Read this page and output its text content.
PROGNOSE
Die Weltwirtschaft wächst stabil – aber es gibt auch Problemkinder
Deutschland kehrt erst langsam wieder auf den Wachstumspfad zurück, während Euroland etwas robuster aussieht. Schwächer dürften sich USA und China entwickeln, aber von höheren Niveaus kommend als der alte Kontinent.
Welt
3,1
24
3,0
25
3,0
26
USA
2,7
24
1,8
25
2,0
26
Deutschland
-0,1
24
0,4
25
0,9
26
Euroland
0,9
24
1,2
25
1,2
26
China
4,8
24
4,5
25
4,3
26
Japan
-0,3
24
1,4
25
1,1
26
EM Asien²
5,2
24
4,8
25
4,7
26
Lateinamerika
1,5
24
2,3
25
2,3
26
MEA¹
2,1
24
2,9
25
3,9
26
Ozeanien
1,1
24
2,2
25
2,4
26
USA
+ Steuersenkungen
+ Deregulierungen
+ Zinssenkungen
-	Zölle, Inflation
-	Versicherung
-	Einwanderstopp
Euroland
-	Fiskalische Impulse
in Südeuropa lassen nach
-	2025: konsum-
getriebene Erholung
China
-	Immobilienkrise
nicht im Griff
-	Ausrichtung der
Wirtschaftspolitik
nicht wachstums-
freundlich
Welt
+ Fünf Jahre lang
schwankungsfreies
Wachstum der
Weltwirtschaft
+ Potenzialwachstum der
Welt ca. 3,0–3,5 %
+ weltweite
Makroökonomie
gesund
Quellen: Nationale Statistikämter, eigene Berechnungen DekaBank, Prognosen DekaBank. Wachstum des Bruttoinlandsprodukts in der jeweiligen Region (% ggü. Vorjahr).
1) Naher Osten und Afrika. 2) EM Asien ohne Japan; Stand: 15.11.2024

**WHAT IS BEING ASKED**: Count the lines in the entries above that include the string "Japan", then give only that figure.

**ANSWER TO THIS EXERCISE**: 2